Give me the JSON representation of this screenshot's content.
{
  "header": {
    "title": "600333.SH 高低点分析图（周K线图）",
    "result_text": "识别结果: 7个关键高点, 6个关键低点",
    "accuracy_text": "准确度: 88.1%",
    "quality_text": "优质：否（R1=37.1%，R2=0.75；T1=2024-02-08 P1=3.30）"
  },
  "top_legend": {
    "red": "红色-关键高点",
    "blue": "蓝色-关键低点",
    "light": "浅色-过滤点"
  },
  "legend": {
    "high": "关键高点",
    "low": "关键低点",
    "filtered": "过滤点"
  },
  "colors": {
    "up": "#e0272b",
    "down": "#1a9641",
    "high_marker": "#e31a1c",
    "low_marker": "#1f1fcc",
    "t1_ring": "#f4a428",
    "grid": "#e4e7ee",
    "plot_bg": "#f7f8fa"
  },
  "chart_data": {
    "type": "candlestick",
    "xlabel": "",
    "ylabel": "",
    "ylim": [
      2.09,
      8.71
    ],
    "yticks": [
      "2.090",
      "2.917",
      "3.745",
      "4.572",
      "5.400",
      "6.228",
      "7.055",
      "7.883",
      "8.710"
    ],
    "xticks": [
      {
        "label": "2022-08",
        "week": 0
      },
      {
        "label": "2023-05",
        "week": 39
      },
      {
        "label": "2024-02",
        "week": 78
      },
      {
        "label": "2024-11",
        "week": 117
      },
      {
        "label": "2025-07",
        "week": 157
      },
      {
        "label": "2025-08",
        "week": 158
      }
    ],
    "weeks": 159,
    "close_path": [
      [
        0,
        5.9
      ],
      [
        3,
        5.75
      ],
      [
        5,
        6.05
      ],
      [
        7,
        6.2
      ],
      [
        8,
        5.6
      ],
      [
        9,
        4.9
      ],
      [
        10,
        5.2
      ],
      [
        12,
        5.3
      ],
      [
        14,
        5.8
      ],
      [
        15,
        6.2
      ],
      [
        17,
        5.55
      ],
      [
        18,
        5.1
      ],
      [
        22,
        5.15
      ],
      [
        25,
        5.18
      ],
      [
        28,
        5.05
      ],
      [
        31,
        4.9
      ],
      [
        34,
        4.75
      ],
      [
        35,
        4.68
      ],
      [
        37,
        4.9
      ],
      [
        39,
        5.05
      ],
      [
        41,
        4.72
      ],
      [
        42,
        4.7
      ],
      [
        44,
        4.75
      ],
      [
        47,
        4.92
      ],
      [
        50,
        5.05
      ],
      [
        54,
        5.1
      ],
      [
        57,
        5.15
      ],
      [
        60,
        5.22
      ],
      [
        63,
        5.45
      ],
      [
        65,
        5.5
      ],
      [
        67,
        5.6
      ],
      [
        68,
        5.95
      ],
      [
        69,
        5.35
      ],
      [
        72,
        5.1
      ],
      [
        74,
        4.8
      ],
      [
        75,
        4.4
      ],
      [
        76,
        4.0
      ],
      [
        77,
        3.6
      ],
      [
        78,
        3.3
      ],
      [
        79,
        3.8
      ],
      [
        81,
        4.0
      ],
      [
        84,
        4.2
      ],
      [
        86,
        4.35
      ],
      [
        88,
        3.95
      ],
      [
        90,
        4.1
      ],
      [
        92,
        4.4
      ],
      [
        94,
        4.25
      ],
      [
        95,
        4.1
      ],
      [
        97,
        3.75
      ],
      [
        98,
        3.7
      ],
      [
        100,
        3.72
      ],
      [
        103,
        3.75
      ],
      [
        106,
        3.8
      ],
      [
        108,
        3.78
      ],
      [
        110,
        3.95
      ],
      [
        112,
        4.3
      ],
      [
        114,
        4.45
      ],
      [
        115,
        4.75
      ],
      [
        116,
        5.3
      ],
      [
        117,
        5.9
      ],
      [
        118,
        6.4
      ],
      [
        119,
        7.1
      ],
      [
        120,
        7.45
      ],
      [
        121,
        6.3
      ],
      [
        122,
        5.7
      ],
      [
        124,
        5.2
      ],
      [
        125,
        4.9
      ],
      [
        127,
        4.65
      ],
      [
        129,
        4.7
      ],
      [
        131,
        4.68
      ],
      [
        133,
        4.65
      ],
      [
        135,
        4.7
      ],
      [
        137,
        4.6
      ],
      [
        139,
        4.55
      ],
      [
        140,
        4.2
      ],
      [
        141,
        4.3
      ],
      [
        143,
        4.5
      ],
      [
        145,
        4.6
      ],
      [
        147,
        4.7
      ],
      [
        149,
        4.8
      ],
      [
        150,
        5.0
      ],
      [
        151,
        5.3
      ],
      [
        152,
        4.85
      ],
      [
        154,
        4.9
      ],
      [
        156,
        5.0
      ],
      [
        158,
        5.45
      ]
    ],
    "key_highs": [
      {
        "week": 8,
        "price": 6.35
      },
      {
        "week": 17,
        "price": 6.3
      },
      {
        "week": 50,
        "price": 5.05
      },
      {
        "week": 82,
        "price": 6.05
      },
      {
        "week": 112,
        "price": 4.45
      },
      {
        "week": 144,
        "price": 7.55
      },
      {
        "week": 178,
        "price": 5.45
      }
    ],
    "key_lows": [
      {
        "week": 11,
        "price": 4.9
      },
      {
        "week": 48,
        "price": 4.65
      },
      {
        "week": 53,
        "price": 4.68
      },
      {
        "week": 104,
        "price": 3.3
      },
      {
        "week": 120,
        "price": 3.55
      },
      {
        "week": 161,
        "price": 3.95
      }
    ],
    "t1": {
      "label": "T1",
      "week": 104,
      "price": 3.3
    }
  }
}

────────────────────────────────────────

**Stated goal**
Copy out the full material exactly as it appears.

**Completed exercise**
Give me the JSON representation of this screenshot's content.
{
  "header": {
    "title": "600333.SH 高低点分析图（周K线图）",
    "result_text": "识别结果: 7个关键高点, 6个关键低点",
    "accuracy_text": "准确度: 88.1%",
    "quality_text": "优质：否（R1=37.1%，R2=0.75；T1=2024-02-08 P1=3.30）"
  },
  "top_legend": {
    "red": "红色-关键高点",
    "blue": "蓝色-关键低点",
    "light": "浅色-过滤点"
  },
  "legend": {
    "high": "关键高点",
    "low": "关键低点",
    "filtered": "过滤点"
  },
  "colors": {
    "up": "#e0272b",
    "down": "#1a9641",
    "high_marker": "#e31a1c",
    "low_marker": "#1f1fcc",
    "t1_ring": "#f4a428",
    "grid": "#e4e7ee",
    "plot_bg": "#f7f8fa"
  },
  "chart_data": {
    "type": "candlestick",
    "xlabel": "",
    "ylabel": "",
    "ylim": [
      2.09,
      8.71
    ],
    "yticks": [
      "2.090",
      "2.917",
      "3.745",
      "4.572",
      "5.400",
      "6.228",
      "7.055",
      "7.883",
      "8.710"
    ],
    "xticks": [
      {
        "label": "2022-08",
        "week": 0
      },
      {
        "label": "2023-05",
        "week": 39
      },
      {
        "label": "2024-02",
        "week": 78
      },
      {
        "label": "2024-11",
        "week": 117
      },
      {
        "label": "2025-07",
        "week": 157
      },
      {
        "label": "2025-08",
        "week": 158
      }
    ],
    "weeks": 159,
    "close_path": [
      [
        0,
        5.9
      ],
      [
        3,
        5.75
      ],
      [
        5,
        6.05
      ],
      [
        7,
        6.2
      ],
      [
        8,
        5.6
      ],
      [
        9,
        4.9
      ],
      [
        10,
        5.2
      ],
      [
        12,
        5.3
      ],
      [
        14,
        5.8
      ],
      [
        15,
        6.2
      ],
      [
        17,
        5.55
      ],
      [
        18,
        5.1
      ],
      [
        22,
        5.15
      ],
      [
        25,
        5.18
      ],
      [
        28,
        5.05
      ],
      [
        31,
        4.9
      ],
      [
        34,
        4.75
      ],
      [
        35,
        4.68
      ],
      [
        37,
        4.9
      ],
      [
        39,
        5.05
      ],
      [
        41,
        4.72
      ],
      [
        42,
        4.7
      ],
      [
        44,
        4.75
      ],
      [
        47,
        4.92
      ],
      [
        50,
        5.05
      ],
      [
        54,
        5.1
      ],
      [
        57,
        5.15
      ],
      [
        60,
        5.22
      ],
      [
        63,
        5.45
      ],
      [
        65,
        5.5
      ],
      [
        67,
        5.6
      ],
      [
        68,
        5.95
      ],
      [
        69,
        5.35
      ],
      [
        72,
        5.1
      ],
      [
        74,
        4.8
      ],
      [
        75,
        4.4
      ],
      [
        76,
        4.0
      ],
      [
        77,
        3.6
      ],
      [
        78,
        3.3
      ],
      [
        79,
        3.8
      ],
      [
        81,
        4.0
      ],
      [
        84,
        4.2
      ],
      [
        86,
        4.35
      ],
      [
        88,
        3.95
      ],
      [
        90,
        4.1
      ],
      [
        92,
        4.4
      ],
      [
        94,
        4.25
      ],
      [
        95,
        4.1
      ],
      [
        97,
        3.75
      ],
      [
        98,
        3.7
      ],
      [
        100,
        3.72
      ],
      [
        103,
        3.75
      ],
      [
        106,
        3.8
      ],
      [
        108,
        3.78
      ],
      [
        110,
        3.95
      ],
      [
        112,
        4.3
      ],
      [
        114,
        4.45
      ],
      [
        115,
        4.75
      ],
      [
        116,
        5.3
      ],
      [
        117,
        5.9
      ],
      [
        118,
        6.4
      ],
      [
        119,
        7.1
      ],
      [
        120,
        7.45
      ],
      [
        121,
        6.3
      ],
      [
        122,
        5.7
      ],
      [
        124,
        5.2
      ],
      [
        125,
        4.9
      ],
      [
        127,
        4.65
      ],
      [
        129,
        4.7
      ],
      [
        131,
        4.68
      ],
      [
        133,
        4.65
      ],
      [
        135,
        4.7
      ],
      [
        137,
        4.6
      ],
      [
        139,
        4.55
      ],
      [
        140,
        4.2
      ],
      [
        141,
        4.3
      ],
      [
        143,
        4.5
      ],
      [
        145,
        4.6
      ],
      [
        147,
        4.7
      ],
      [
        149,
        4.8
      ],
      [
        150,
        5.0
      ],
      [
        151,
        5.3
      ],
      [
        152,
        4.85
      ],
      [
        154,
        4.9
      ],
      [
        156,
        5.0
      ],
      [
        158,
        5.45
      ]
    ],
    "key_highs": [
      {
        "week": 8,
        "price": 6.35
      },
      {
        "week": 17,
        "price": 6.3
      },
      {
        "week": 50,
        "price": 5.05
      },
      {
        "week": 82,
        "price": 6.05
      },
      {
        "week": 112,
        "price": 4.45
      },
      {
        "week": 144,
        "price": 7.55
      },
      {
        "week": 178,
        "price": 5.45
      }
    ],
    "key_lows": [
      {
        "week": 11,
        "price": 4.9
      },
      {
        "week": 48,
        "price": 4.65
      },
      {
        "week": 53,
        "price": 4.68
      },
      {
        "week": 104,
        "price": 3.3
      },
      {
        "week": 120,
        "price": 3.55
      },
      {
        "week": 161,
        "price": 3.95
      }
    ],
    "t1": {
      "label": "T1",
      "week": 104,
      "price": 3.3
    }
  }
}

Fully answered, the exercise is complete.